begin GIVEN DATA
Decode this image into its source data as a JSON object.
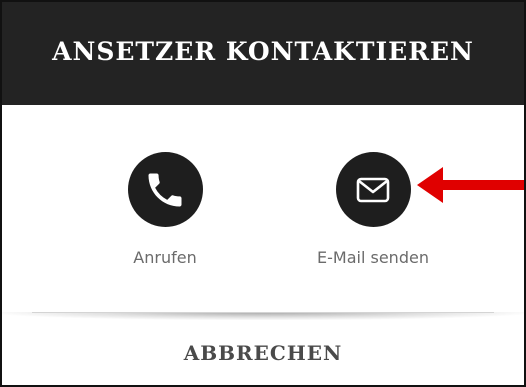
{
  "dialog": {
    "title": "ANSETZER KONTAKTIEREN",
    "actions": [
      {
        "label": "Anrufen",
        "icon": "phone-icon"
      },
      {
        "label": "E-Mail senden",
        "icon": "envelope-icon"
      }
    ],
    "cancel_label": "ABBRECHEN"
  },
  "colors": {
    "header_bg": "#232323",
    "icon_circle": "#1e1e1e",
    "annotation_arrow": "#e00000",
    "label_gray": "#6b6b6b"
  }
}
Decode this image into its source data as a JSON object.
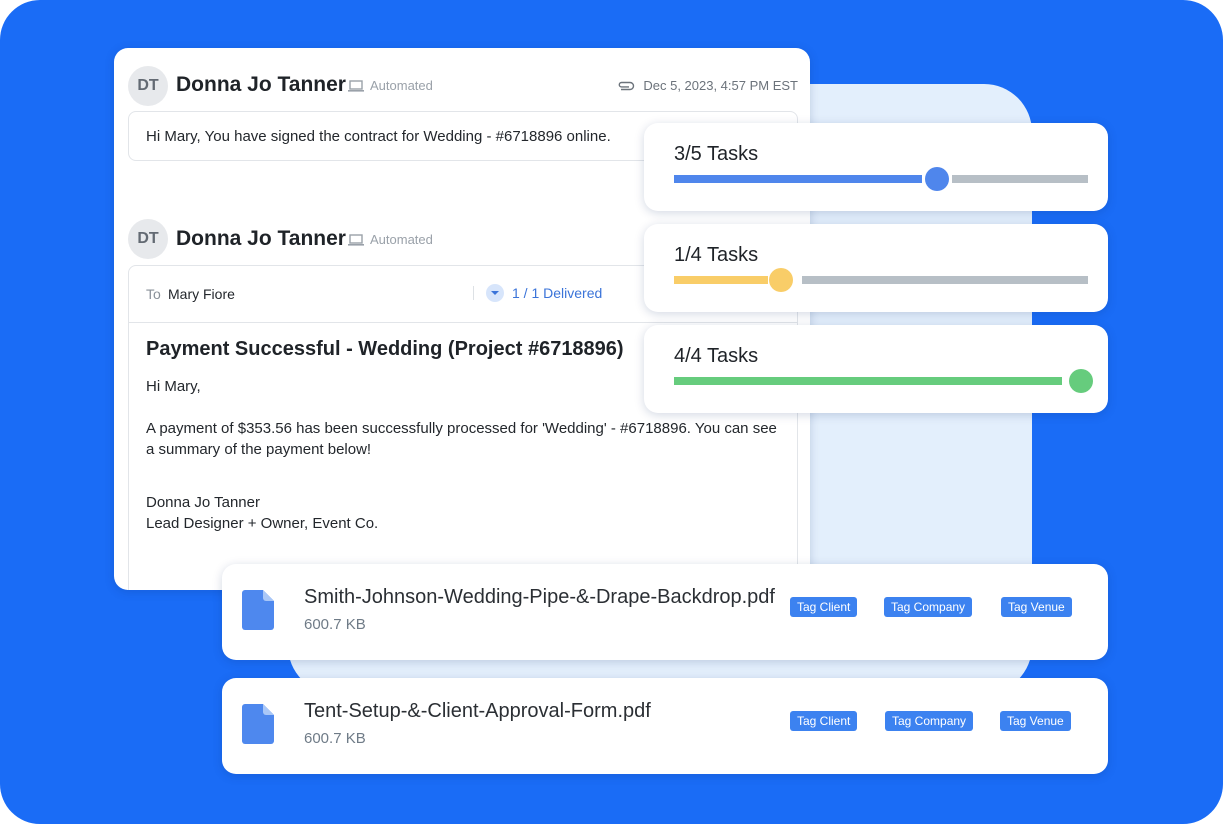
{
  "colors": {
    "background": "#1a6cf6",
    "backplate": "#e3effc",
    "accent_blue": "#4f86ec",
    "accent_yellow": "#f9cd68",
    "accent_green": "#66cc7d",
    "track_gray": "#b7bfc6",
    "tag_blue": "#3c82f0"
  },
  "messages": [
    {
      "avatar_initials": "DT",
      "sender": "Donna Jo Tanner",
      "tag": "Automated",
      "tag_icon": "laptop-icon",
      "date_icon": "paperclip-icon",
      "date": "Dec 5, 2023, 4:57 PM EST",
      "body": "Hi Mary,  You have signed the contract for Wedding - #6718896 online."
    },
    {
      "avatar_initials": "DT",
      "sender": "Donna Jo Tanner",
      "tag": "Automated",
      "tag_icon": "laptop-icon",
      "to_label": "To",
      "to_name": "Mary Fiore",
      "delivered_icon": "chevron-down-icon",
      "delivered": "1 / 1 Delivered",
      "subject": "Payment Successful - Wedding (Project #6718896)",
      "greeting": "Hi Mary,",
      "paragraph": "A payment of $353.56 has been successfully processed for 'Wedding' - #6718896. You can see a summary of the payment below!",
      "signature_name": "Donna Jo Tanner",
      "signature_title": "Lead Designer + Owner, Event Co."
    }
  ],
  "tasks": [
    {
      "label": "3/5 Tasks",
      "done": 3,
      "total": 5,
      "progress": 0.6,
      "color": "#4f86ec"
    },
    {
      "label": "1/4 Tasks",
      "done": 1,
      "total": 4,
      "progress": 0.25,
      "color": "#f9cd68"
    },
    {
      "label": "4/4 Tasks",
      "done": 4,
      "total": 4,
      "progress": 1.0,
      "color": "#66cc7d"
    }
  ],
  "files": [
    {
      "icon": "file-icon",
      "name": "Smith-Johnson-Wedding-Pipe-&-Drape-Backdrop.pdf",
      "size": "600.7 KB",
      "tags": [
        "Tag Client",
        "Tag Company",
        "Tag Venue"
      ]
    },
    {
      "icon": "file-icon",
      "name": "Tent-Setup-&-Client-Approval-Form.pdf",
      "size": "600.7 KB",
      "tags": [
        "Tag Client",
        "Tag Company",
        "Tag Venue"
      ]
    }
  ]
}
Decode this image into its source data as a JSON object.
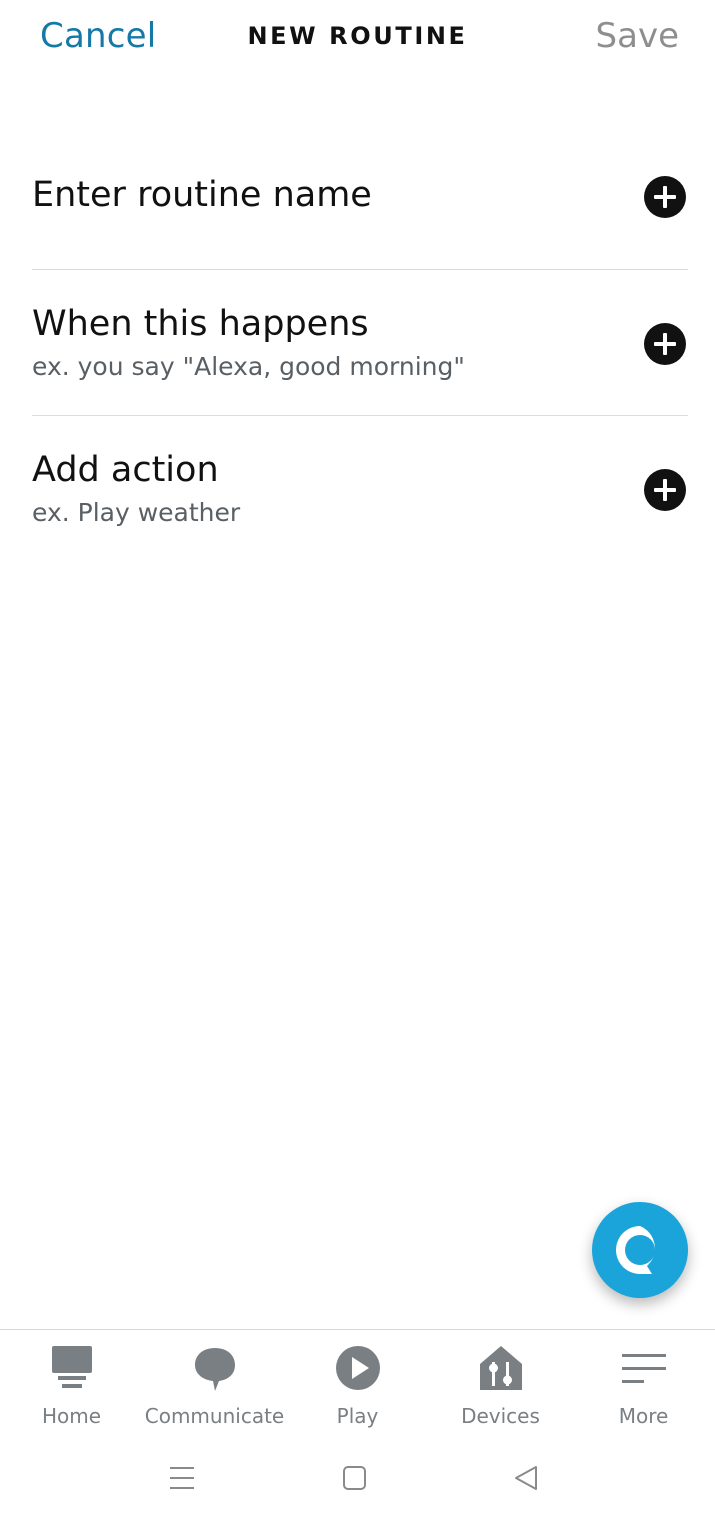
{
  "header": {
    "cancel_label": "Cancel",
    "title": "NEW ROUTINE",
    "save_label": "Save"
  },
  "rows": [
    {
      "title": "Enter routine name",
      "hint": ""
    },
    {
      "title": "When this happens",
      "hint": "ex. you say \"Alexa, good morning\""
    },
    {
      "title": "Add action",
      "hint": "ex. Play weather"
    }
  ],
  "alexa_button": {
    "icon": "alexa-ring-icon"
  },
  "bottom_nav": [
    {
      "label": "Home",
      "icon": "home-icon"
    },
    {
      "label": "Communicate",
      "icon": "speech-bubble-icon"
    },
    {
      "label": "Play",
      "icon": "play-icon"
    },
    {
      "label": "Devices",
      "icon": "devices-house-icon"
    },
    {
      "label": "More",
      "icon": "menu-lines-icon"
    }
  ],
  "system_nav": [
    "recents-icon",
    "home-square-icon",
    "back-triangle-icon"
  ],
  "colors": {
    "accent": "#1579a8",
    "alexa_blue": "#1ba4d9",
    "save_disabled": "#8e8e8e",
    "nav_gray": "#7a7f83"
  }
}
end GIVEN DATA
__WHAT THE TASK REQUIRES__:
Reproduce the listing above exactly, excluding all pictures.

__TASK ANSWER__:
Decode this image into its source data as a JSON object.
{
  "dialog": {
    "title": "ANSETZER KONTAKTIEREN",
    "actions": [
      {
        "label": "Anrufen",
        "icon": "phone-icon"
      },
      {
        "label": "E-Mail senden",
        "icon": "envelope-icon"
      }
    ],
    "cancel_label": "ABBRECHEN"
  },
  "colors": {
    "header_bg": "#232323",
    "icon_circle": "#1e1e1e",
    "annotation_arrow": "#e00000",
    "label_gray": "#6b6b6b"
  }
}
Decode this image into its source data as a JSON object.
{
  "colors": {
    "background": "#1a6cf6",
    "backplate": "#e3effc",
    "accent_blue": "#4f86ec",
    "accent_yellow": "#f9cd68",
    "accent_green": "#66cc7d",
    "track_gray": "#b7bfc6",
    "tag_blue": "#3c82f0"
  },
  "messages": [
    {
      "avatar_initials": "DT",
      "sender": "Donna Jo Tanner",
      "tag": "Automated",
      "tag_icon": "laptop-icon",
      "date_icon": "paperclip-icon",
      "date": "Dec 5, 2023, 4:57 PM EST",
      "body": "Hi Mary,  You have signed the contract for Wedding - #6718896 online."
    },
    {
      "avatar_initials": "DT",
      "sender": "Donna Jo Tanner",
      "tag": "Automated",
      "tag_icon": "laptop-icon",
      "to_label": "To",
      "to_name": "Mary Fiore",
      "delivered_icon": "chevron-down-icon",
      "delivered": "1 / 1 Delivered",
      "subject": "Payment Successful - Wedding (Project #6718896)",
      "greeting": "Hi Mary,",
      "paragraph": "A payment of $353.56 has been successfully processed for 'Wedding' - #6718896. You can see a summary of the payment below!",
      "signature_name": "Donna Jo Tanner",
      "signature_title": "Lead Designer + Owner, Event Co."
    }
  ],
  "tasks": [
    {
      "label": "3/5 Tasks",
      "done": 3,
      "total": 5,
      "progress": 0.6,
      "color": "#4f86ec"
    },
    {
      "label": "1/4 Tasks",
      "done": 1,
      "total": 4,
      "progress": 0.25,
      "color": "#f9cd68"
    },
    {
      "label": "4/4 Tasks",
      "done": 4,
      "total": 4,
      "progress": 1.0,
      "color": "#66cc7d"
    }
  ],
  "files": [
    {
      "icon": "file-icon",
      "name": "Smith-Johnson-Wedding-Pipe-&-Drape-Backdrop.pdf",
      "size": "600.7 KB",
      "tags": [
        "Tag Client",
        "Tag Company",
        "Tag Venue"
      ]
    },
    {
      "icon": "file-icon",
      "name": "Tent-Setup-&-Client-Approval-Form.pdf",
      "size": "600.7 KB",
      "tags": [
        "Tag Client",
        "Tag Company",
        "Tag Venue"
      ]
    }
  ]
}
Decode this image into its source data as a JSON object.
{
  "header": {
    "cancel_label": "Cancel",
    "title": "NEW ROUTINE",
    "save_label": "Save"
  },
  "rows": [
    {
      "title": "Enter routine name",
      "hint": ""
    },
    {
      "title": "When this happens",
      "hint": "ex. you say \"Alexa, good morning\""
    },
    {
      "title": "Add action",
      "hint": "ex. Play weather"
    }
  ],
  "alexa_button": {
    "icon": "alexa-ring-icon"
  },
  "bottom_nav": [
    {
      "label": "Home",
      "icon": "home-icon"
    },
    {
      "label": "Communicate",
      "icon": "speech-bubble-icon"
    },
    {
      "label": "Play",
      "icon": "play-icon"
    },
    {
      "label": "Devices",
      "icon": "devices-house-icon"
    },
    {
      "label": "More",
      "icon": "menu-lines-icon"
    }
  ],
  "system_nav": [
    "recents-icon",
    "home-square-icon",
    "back-triangle-icon"
  ],
  "colors": {
    "accent": "#1579a8",
    "alexa_blue": "#1ba4d9",
    "save_disabled": "#8e8e8e",
    "nav_gray": "#7a7f83"
  }
}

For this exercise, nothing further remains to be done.